== Your instructions ==
Copy, from the entries below, each line in which the string "properties" appears.

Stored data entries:
╔══

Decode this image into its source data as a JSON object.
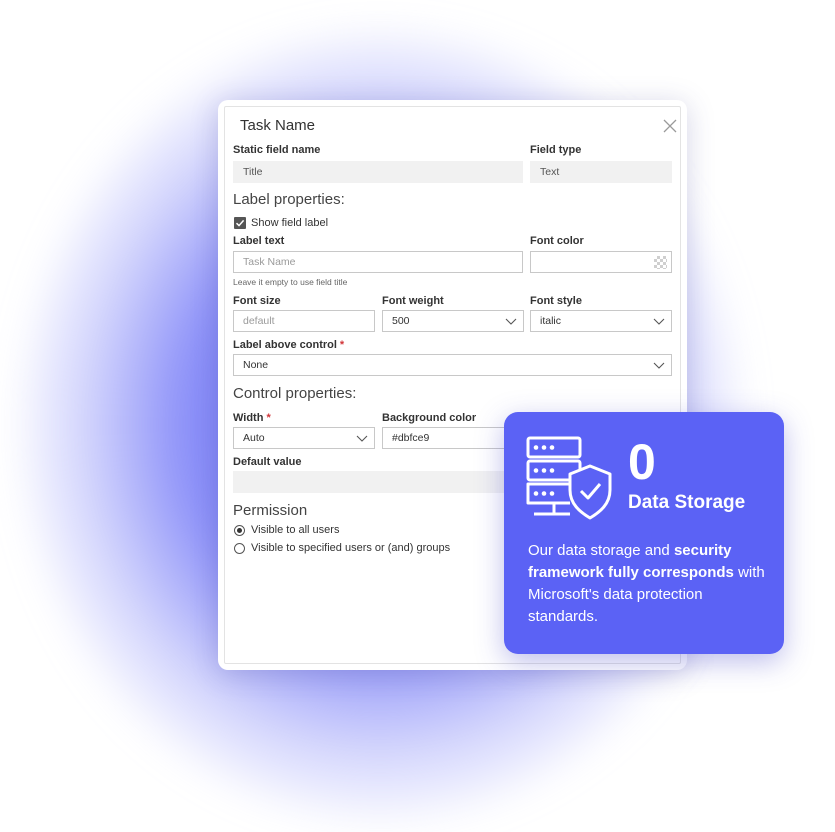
{
  "dialog": {
    "title": "Task Name",
    "static_field_name_label": "Static field name",
    "static_field_name_value": "Title",
    "field_type_label": "Field type",
    "field_type_value": "Text",
    "label_properties_heading": "Label properties:",
    "show_field_label": "Show field label",
    "show_field_label_checked": true,
    "label_text_label": "Label text",
    "label_text_placeholder": "Task Name",
    "label_text_hint": "Leave it empty to use field title",
    "font_color_label": "Font color",
    "font_size_label": "Font size",
    "font_size_placeholder": "default",
    "font_weight_label": "Font weight",
    "font_weight_value": "500",
    "font_style_label": "Font style",
    "font_style_value": "italic",
    "label_above_control_label": "Label above control",
    "label_above_control_value": "None",
    "control_properties_heading": "Control properties:",
    "width_label": "Width",
    "width_value": "Auto",
    "background_color_label": "Background color",
    "background_color_value": "#dbfce9",
    "default_value_label": "Default value",
    "permission_heading": "Permission",
    "permission_options": [
      {
        "label": "Visible to all users",
        "selected": true
      },
      {
        "label": "Visible to specified users or (and) groups",
        "selected": false
      }
    ],
    "required_mark": "*"
  },
  "card": {
    "number": "0",
    "title": "Data Storage",
    "desc_part1": "Our data storage and ",
    "desc_bold": "security framework fully corresponds",
    "desc_part2": " with Microsoft's data protection standards.",
    "icon": "server-shield-icon",
    "accent": "#5b62f5"
  }
}
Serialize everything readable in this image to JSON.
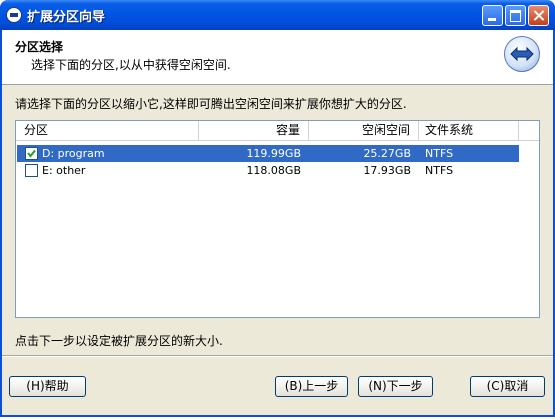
{
  "window": {
    "title": "扩展分区向导"
  },
  "header": {
    "title": "分区选择",
    "subtitle": "选择下面的分区,以从中获得空闲空间."
  },
  "instruction": "请选择下面的分区以缩小它,这样即可腾出空闲空间来扩展你想扩大的分区.",
  "table": {
    "columns": [
      "分区",
      "容量",
      "空闲空间",
      "文件系统"
    ],
    "rows": [
      {
        "name": "D: program",
        "capacity": "119.99GB",
        "free": "25.27GB",
        "fs": "NTFS",
        "checked": true,
        "selected": true
      },
      {
        "name": "E: other",
        "capacity": "118.08GB",
        "free": "17.93GB",
        "fs": "NTFS",
        "checked": false,
        "selected": false
      }
    ]
  },
  "footer_text": "点击下一步以设定被扩展分区的新大小.",
  "buttons": {
    "help": "(H)帮助",
    "back": "(B)上一步",
    "next": "(N)下一步",
    "cancel": "(C)取消"
  },
  "colors": {
    "titlebar": "#0054e3",
    "selection": "#316ac5",
    "dialog_bg": "#ece9d8"
  }
}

╚══

== Finished exercise ==
    "label_properties_heading": "Label properties:",
    "control_properties_heading": "Control properties:",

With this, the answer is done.